» REQUIRED TASK
Could you print every record below exactly as it appears?

>> start RECORD EXTRACTS

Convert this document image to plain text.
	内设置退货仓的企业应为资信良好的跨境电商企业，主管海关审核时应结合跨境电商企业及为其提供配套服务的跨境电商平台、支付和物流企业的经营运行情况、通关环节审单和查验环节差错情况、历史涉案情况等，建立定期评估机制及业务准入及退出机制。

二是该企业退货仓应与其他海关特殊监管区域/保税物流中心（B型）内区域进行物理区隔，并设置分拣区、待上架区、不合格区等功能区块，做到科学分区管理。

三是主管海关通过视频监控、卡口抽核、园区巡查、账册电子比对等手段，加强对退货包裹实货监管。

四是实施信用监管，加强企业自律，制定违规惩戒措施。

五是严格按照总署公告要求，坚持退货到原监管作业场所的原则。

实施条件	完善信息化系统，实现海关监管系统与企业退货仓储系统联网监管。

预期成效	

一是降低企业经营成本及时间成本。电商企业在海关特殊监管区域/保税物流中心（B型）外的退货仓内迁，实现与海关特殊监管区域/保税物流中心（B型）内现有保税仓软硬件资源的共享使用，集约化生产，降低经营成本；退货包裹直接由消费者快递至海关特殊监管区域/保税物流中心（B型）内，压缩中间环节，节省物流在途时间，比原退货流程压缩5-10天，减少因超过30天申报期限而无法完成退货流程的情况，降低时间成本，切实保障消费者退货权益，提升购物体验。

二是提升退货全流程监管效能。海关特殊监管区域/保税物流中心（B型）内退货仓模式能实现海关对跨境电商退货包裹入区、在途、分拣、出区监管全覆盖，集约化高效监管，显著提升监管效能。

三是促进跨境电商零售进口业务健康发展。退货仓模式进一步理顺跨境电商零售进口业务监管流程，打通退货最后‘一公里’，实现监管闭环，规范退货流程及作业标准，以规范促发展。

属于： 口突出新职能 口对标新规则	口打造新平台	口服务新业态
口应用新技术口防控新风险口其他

>> end RECORD EXTRACTS

» THE SOLUTION
Convert this document image to plain text.
	内设置退货仓的企业应为资信良好的跨境电商企业，主管海关审核时应结合跨境电商企业及为其提供配套服务的跨境电商平台、支付和物流企业的经营运行情况、通关环节审单和查验环节差错情况、历史涉案情况等，建立定期评估机制及业务准入及退出机制。

二是该企业退货仓应与其他海关特殊监管区域/保税物流中心（B型）内区域进行物理区隔，并设置分拣区、待上架区、不合格区等功能区块，做到科学分区管理。

三是主管海关通过视频监控、卡口抽核、园区巡查、账册电子比对等手段，加强对退货包裹实货监管。

四是实施信用监管，加强企业自律，制定违规惩戒措施。

五是严格按照总署公告要求，坚持退货到原监管作业场所的原则。

实施条件	完善信息化系统，实现海关监管系统与企业退货仓储系统联网监管。

预期成效	

一是降低企业经营成本及时间成本。电商企业在海关特殊监管区域/保税物流中心（B型）外的退货仓内迁，实现与海关特殊监管区域/保税物流中心（B型）内现有保税仓软硬件资源的共享使用，集约化生产，降低经营成本；退货包裹直接由消费者快递至海关特殊监管区域/保税物流中心（B型）内，压缩中间环节，节省物流在途时间，比原退货流程压缩5-10天，减少因超过30天申报期限而无法完成退货流程的情况，降低时间成本，切实保障消费者退货权益，提升购物体验。

二是提升退货全流程监管效能。海关特殊监管区域/保税物流中心（B型）内退货仓模式能实现海关对跨境电商退货包裹入区、在途、分拣、出区监管全覆盖，集约化高效监管，显著提升监管效能。

三是促进跨境电商零售进口业务健康发展。退货仓模式进一步理顺跨境电商零售进口业务监管流程，打通退货最后‘一公里’，实现监管闭环，规范退货流程及作业标准，以规范促发展。

属于： 口突出新职能 口对标新规则	口打造新平台	口服务新业态
口应用新技术口防控新风险口其他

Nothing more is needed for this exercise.